Source data:
Begin

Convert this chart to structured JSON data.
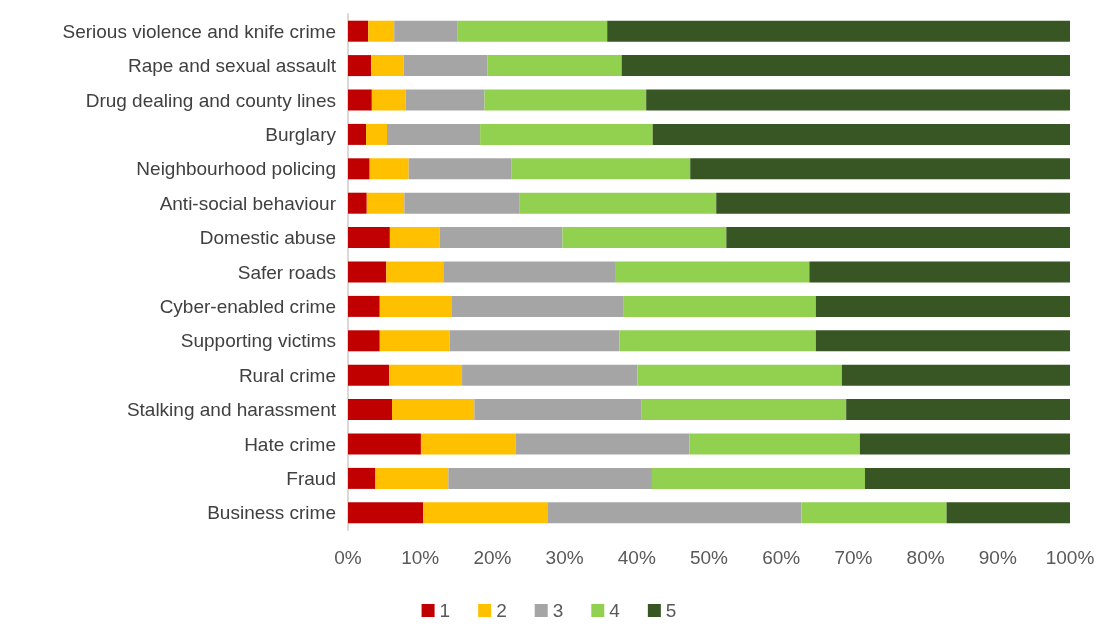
{
  "chart_data": {
    "type": "bar",
    "orientation": "horizontal",
    "stacked": true,
    "categories": [
      "Serious violence and knife crime",
      "Rape and sexual assault",
      "Drug dealing and county lines",
      "Burglary",
      "Neighbourhood policing",
      "Anti-social behaviour",
      "Domestic abuse",
      "Safer roads",
      "Cyber-enabled crime",
      "Supporting victims",
      "Rural crime",
      "Stalking and harassment",
      "Hate crime",
      "Fraud",
      "Business crime"
    ],
    "series": [
      {
        "name": "1",
        "color": "#c00000",
        "values": [
          2.8,
          3.2,
          3.3,
          2.5,
          3.0,
          2.6,
          5.8,
          5.3,
          4.4,
          4.4,
          5.7,
          6.1,
          10.1,
          3.8,
          10.4
        ]
      },
      {
        "name": "2",
        "color": "#ffc000",
        "values": [
          3.6,
          4.5,
          4.7,
          2.9,
          5.4,
          5.2,
          6.9,
          7.9,
          10.0,
          9.7,
          10.1,
          11.4,
          13.1,
          10.1,
          17.3
        ]
      },
      {
        "name": "3",
        "color": "#a5a5a5",
        "values": [
          8.8,
          11.6,
          10.9,
          12.9,
          14.2,
          15.9,
          17.0,
          23.9,
          23.7,
          23.5,
          24.3,
          23.1,
          24.1,
          28.2,
          35.1
        ]
      },
      {
        "name": "4",
        "color": "#92d050",
        "values": [
          20.7,
          18.6,
          22.4,
          23.9,
          24.8,
          27.3,
          22.7,
          26.8,
          26.7,
          27.2,
          28.3,
          28.4,
          23.6,
          29.5,
          20.1
        ]
      },
      {
        "name": "5",
        "color": "#375623",
        "values": [
          64.1,
          62.1,
          58.7,
          57.8,
          52.6,
          49.0,
          47.6,
          36.1,
          35.2,
          35.2,
          31.6,
          31.0,
          29.1,
          28.4,
          17.1
        ]
      }
    ],
    "xlim": [
      0,
      100
    ],
    "xticks": [
      {
        "value": 0,
        "label": "0%"
      },
      {
        "value": 10,
        "label": "10%"
      },
      {
        "value": 20,
        "label": "20%"
      },
      {
        "value": 30,
        "label": "30%"
      },
      {
        "value": 40,
        "label": "40%"
      },
      {
        "value": 50,
        "label": "50%"
      },
      {
        "value": 60,
        "label": "60%"
      },
      {
        "value": 70,
        "label": "70%"
      },
      {
        "value": 80,
        "label": "80%"
      },
      {
        "value": 90,
        "label": "90%"
      },
      {
        "value": 100,
        "label": "100%"
      }
    ],
    "grid": false,
    "legend": "bottom"
  }
}
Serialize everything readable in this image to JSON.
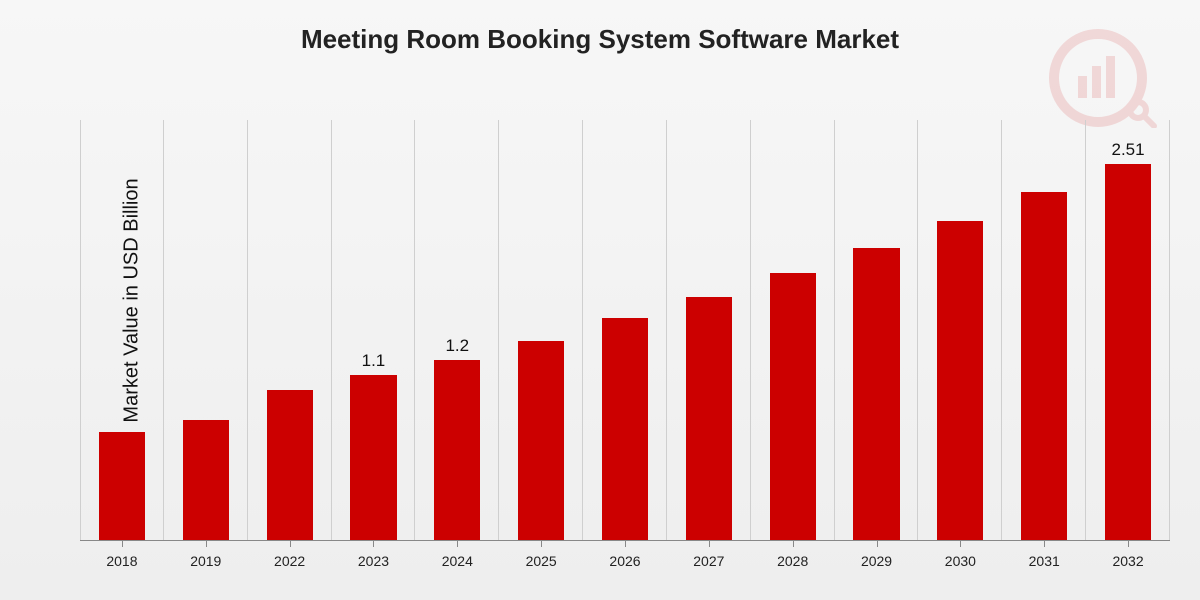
{
  "chart": {
    "type": "bar",
    "title": "Meeting Room Booking System Software Market",
    "ylabel": "Market Value in USD Billion",
    "categories": [
      "2018",
      "2019",
      "2022",
      "2023",
      "2024",
      "2025",
      "2026",
      "2027",
      "2028",
      "2029",
      "2030",
      "2031",
      "2032"
    ],
    "values": [
      0.72,
      0.8,
      1.0,
      1.1,
      1.2,
      1.33,
      1.48,
      1.62,
      1.78,
      1.95,
      2.13,
      2.32,
      2.51
    ],
    "value_labels": [
      "",
      "",
      "",
      "1.1",
      "1.2",
      "",
      "",
      "",
      "",
      "",
      "",
      "",
      "2.51"
    ],
    "ymax": 2.8,
    "bar_color": "#cc0000",
    "grid_color": "#cfcfcf",
    "axis_color": "#888888",
    "text_color": "#111111",
    "bg_gradient_top": "#f7f7f7",
    "bg_gradient_bottom": "#eeeeee",
    "title_fontsize": 26,
    "ylabel_fontsize": 20,
    "xlabel_fontsize": 14,
    "value_label_fontsize": 17,
    "bar_width_ratio": 0.55,
    "logo_opacity": 0.12
  }
}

End

### [WORK REQUIRED]
Exactly reproduce the entries above, minus the pictures.

### [FINISHED TASK]
Convert this chart to structured JSON data.
{
  "chart_data": {
    "type": "bar",
    "orientation": "horizontal",
    "stacked": true,
    "categories": [
      "Serious violence and knife crime",
      "Rape and sexual assault",
      "Drug dealing and county lines",
      "Burglary",
      "Neighbourhood policing",
      "Anti-social behaviour",
      "Domestic abuse",
      "Safer roads",
      "Cyber-enabled crime",
      "Supporting victims",
      "Rural crime",
      "Stalking and harassment",
      "Hate crime",
      "Fraud",
      "Business crime"
    ],
    "series": [
      {
        "name": "1",
        "color": "#c00000",
        "values": [
          2.8,
          3.2,
          3.3,
          2.5,
          3.0,
          2.6,
          5.8,
          5.3,
          4.4,
          4.4,
          5.7,
          6.1,
          10.1,
          3.8,
          10.4
        ]
      },
      {
        "name": "2",
        "color": "#ffc000",
        "values": [
          3.6,
          4.5,
          4.7,
          2.9,
          5.4,
          5.2,
          6.9,
          7.9,
          10.0,
          9.7,
          10.1,
          11.4,
          13.1,
          10.1,
          17.3
        ]
      },
      {
        "name": "3",
        "color": "#a5a5a5",
        "values": [
          8.8,
          11.6,
          10.9,
          12.9,
          14.2,
          15.9,
          17.0,
          23.9,
          23.7,
          23.5,
          24.3,
          23.1,
          24.1,
          28.2,
          35.1
        ]
      },
      {
        "name": "4",
        "color": "#92d050",
        "values": [
          20.7,
          18.6,
          22.4,
          23.9,
          24.8,
          27.3,
          22.7,
          26.8,
          26.7,
          27.2,
          28.3,
          28.4,
          23.6,
          29.5,
          20.1
        ]
      },
      {
        "name": "5",
        "color": "#375623",
        "values": [
          64.1,
          62.1,
          58.7,
          57.8,
          52.6,
          49.0,
          47.6,
          36.1,
          35.2,
          35.2,
          31.6,
          31.0,
          29.1,
          28.4,
          17.1
        ]
      }
    ],
    "xlim": [
      0,
      100
    ],
    "xticks": [
      {
        "value": 0,
        "label": "0%"
      },
      {
        "value": 10,
        "label": "10%"
      },
      {
        "value": 20,
        "label": "20%"
      },
      {
        "value": 30,
        "label": "30%"
      },
      {
        "value": 40,
        "label": "40%"
      },
      {
        "value": 50,
        "label": "50%"
      },
      {
        "value": 60,
        "label": "60%"
      },
      {
        "value": 70,
        "label": "70%"
      },
      {
        "value": 80,
        "label": "80%"
      },
      {
        "value": 90,
        "label": "90%"
      },
      {
        "value": 100,
        "label": "100%"
      }
    ],
    "grid": false,
    "legend": "bottom"
  }
}
Serialize everything readable in this image to JSON.
{
  "chart": {
    "type": "bar",
    "title": "Meeting Room Booking System Software Market",
    "ylabel": "Market Value in USD Billion",
    "categories": [
      "2018",
      "2019",
      "2022",
      "2023",
      "2024",
      "2025",
      "2026",
      "2027",
      "2028",
      "2029",
      "2030",
      "2031",
      "2032"
    ],
    "values": [
      0.72,
      0.8,
      1.0,
      1.1,
      1.2,
      1.33,
      1.48,
      1.62,
      1.78,
      1.95,
      2.13,
      2.32,
      2.51
    ],
    "value_labels": [
      "",
      "",
      "",
      "1.1",
      "1.2",
      "",
      "",
      "",
      "",
      "",
      "",
      "",
      "2.51"
    ],
    "ymax": 2.8,
    "bar_color": "#cc0000",
    "grid_color": "#cfcfcf",
    "axis_color": "#888888",
    "text_color": "#111111",
    "bg_gradient_top": "#f7f7f7",
    "bg_gradient_bottom": "#eeeeee",
    "title_fontsize": 26,
    "ylabel_fontsize": 20,
    "xlabel_fontsize": 14,
    "value_label_fontsize": 17,
    "bar_width_ratio": 0.55,
    "logo_opacity": 0.12
  }
}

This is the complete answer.